→ **The exercise**
Each line that follows is to be retyped exactly.
====== Listing
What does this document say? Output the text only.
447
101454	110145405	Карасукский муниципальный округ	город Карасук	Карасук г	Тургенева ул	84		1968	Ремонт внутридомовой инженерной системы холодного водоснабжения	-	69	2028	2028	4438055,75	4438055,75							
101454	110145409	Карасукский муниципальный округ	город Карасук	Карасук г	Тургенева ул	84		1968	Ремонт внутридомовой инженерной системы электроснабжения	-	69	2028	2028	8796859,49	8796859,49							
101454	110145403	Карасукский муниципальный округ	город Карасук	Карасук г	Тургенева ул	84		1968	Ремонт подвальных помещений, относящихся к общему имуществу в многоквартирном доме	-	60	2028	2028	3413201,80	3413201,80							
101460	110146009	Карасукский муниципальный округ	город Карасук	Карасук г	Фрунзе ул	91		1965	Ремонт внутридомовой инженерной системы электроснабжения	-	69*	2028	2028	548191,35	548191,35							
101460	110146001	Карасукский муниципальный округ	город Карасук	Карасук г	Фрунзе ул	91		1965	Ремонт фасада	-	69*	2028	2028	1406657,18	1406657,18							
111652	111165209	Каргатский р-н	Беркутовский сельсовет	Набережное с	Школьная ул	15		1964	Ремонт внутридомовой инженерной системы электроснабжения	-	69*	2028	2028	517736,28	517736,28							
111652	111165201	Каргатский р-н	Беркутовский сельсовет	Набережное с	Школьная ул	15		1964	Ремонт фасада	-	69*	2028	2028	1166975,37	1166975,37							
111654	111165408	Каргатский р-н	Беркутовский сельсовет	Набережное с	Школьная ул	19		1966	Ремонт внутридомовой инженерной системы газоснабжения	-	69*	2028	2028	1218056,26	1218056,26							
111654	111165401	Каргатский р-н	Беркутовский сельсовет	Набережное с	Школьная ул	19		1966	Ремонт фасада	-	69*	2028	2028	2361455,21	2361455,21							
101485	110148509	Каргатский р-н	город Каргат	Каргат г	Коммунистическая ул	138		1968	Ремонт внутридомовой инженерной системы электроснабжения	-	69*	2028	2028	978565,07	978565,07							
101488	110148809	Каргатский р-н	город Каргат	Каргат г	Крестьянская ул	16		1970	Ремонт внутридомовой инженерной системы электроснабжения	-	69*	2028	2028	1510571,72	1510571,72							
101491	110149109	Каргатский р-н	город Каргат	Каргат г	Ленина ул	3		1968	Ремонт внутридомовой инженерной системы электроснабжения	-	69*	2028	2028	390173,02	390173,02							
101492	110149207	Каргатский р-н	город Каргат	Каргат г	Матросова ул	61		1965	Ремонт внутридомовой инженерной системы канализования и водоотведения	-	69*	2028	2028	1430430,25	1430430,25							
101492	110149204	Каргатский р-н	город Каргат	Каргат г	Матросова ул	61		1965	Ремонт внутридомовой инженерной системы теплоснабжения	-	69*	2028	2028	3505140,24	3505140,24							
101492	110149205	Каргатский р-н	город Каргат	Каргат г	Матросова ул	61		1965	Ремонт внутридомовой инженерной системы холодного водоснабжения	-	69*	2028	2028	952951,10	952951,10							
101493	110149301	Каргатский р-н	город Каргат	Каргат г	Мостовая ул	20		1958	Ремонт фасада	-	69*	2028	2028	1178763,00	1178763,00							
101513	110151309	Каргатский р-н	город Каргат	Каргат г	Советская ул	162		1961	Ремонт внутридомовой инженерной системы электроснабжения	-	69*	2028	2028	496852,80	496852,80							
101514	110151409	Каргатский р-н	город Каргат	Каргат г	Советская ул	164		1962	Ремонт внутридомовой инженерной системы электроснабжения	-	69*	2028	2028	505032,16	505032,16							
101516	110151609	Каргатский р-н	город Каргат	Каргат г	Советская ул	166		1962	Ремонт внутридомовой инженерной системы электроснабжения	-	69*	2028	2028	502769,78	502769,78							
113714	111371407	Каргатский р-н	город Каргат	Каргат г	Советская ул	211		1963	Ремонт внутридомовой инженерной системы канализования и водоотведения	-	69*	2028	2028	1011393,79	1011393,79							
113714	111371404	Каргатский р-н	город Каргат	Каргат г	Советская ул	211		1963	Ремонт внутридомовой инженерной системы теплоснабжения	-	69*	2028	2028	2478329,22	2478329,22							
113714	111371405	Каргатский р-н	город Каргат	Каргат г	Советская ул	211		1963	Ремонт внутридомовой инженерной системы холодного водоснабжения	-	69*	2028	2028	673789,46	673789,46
============
→ **Result of the task**
What does this document say? Output the text only.
447
101454	110145405	Карасукский муниципальный округ	город Карасук	Карасук г	Тургенева ул	84		1968	Ремонт внутридомовой инженерной системы холодного водоснабжения	-	69	2028	2028	4438055,75	4438055,75							
101454	110145409	Карасукский муниципальный округ	город Карасук	Карасук г	Тургенева ул	84		1968	Ремонт внутридомовой инженерной системы электроснабжения	-	69	2028	2028	8796859,49	8796859,49							
101454	110145403	Карасукский муниципальный округ	город Карасук	Карасук г	Тургенева ул	84		1968	Ремонт подвальных помещений, относящихся к общему имуществу в многоквартирном доме	-	60	2028	2028	3413201,80	3413201,80							
101460	110146009	Карасукский муниципальный округ	город Карасук	Карасук г	Фрунзе ул	91		1965	Ремонт внутридомовой инженерной системы электроснабжения	-	69*	2028	2028	548191,35	548191,35							
101460	110146001	Карасукский муниципальный округ	город Карасук	Карасук г	Фрунзе ул	91		1965	Ремонт фасада	-	69*	2028	2028	1406657,18	1406657,18							
111652	111165209	Каргатский р-н	Беркутовский сельсовет	Набережное с	Школьная ул	15		1964	Ремонт внутридомовой инженерной системы электроснабжения	-	69*	2028	2028	517736,28	517736,28							
111652	111165201	Каргатский р-н	Беркутовский сельсовет	Набережное с	Школьная ул	15		1964	Ремонт фасада	-	69*	2028	2028	1166975,37	1166975,37							
111654	111165408	Каргатский р-н	Беркутовский сельсовет	Набережное с	Школьная ул	19		1966	Ремонт внутридомовой инженерной системы газоснабжения	-	69*	2028	2028	1218056,26	1218056,26							
111654	111165401	Каргатский р-н	Беркутовский сельсовет	Набережное с	Школьная ул	19		1966	Ремонт фасада	-	69*	2028	2028	2361455,21	2361455,21							
101485	110148509	Каргатский р-н	город Каргат	Каргат г	Коммунистическая ул	138		1968	Ремонт внутридомовой инженерной системы электроснабжения	-	69*	2028	2028	978565,07	978565,07							
101488	110148809	Каргатский р-н	город Каргат	Каргат г	Крестьянская ул	16		1970	Ремонт внутридомовой инженерной системы электроснабжения	-	69*	2028	2028	1510571,72	1510571,72							
101491	110149109	Каргатский р-н	город Каргат	Каргат г	Ленина ул	3		1968	Ремонт внутридомовой инженерной системы электроснабжения	-	69*	2028	2028	390173,02	390173,02							
101492	110149207	Каргатский р-н	город Каргат	Каргат г	Матросова ул	61		1965	Ремонт внутридомовой инженерной системы канализования и водоотведения	-	69*	2028	2028	1430430,25	1430430,25							
101492	110149204	Каргатский р-н	город Каргат	Каргат г	Матросова ул	61		1965	Ремонт внутридомовой инженерной системы теплоснабжения	-	69*	2028	2028	3505140,24	3505140,24							
101492	110149205	Каргатский р-н	город Каргат	Каргат г	Матросова ул	61		1965	Ремонт внутридомовой инженерной системы холодного водоснабжения	-	69*	2028	2028	952951,10	952951,10							
101493	110149301	Каргатский р-н	город Каргат	Каргат г	Мостовая ул	20		1958	Ремонт фасада	-	69*	2028	2028	1178763,00	1178763,00							
101513	110151309	Каргатский р-н	город Каргат	Каргат г	Советская ул	162		1961	Ремонт внутридомовой инженерной системы электроснабжения	-	69*	2028	2028	496852,80	496852,80							
101514	110151409	Каргатский р-н	город Каргат	Каргат г	Советская ул	164		1962	Ремонт внутридомовой инженерной системы электроснабжения	-	69*	2028	2028	505032,16	505032,16							
101516	110151609	Каргатский р-н	город Каргат	Каргат г	Советская ул	166		1962	Ремонт внутридомовой инженерной системы электроснабжения	-	69*	2028	2028	502769,78	502769,78							
113714	111371407	Каргатский р-н	город Каргат	Каргат г	Советская ул	211		1963	Ремонт внутридомовой инженерной системы канализования и водоотведения	-	69*	2028	2028	1011393,79	1011393,79							
113714	111371404	Каргатский р-н	город Каргат	Каргат г	Советская ул	211		1963	Ремонт внутридомовой инженерной системы теплоснабжения	-	69*	2028	2028	2478329,22	2478329,22							
113714	111371405	Каргатский р-н	город Каргат	Каргат г	Советская ул	211		1963	Ремонт внутридомовой инженерной системы холодного водоснабжения	-	69*	2028	2028	673789,46	673789,46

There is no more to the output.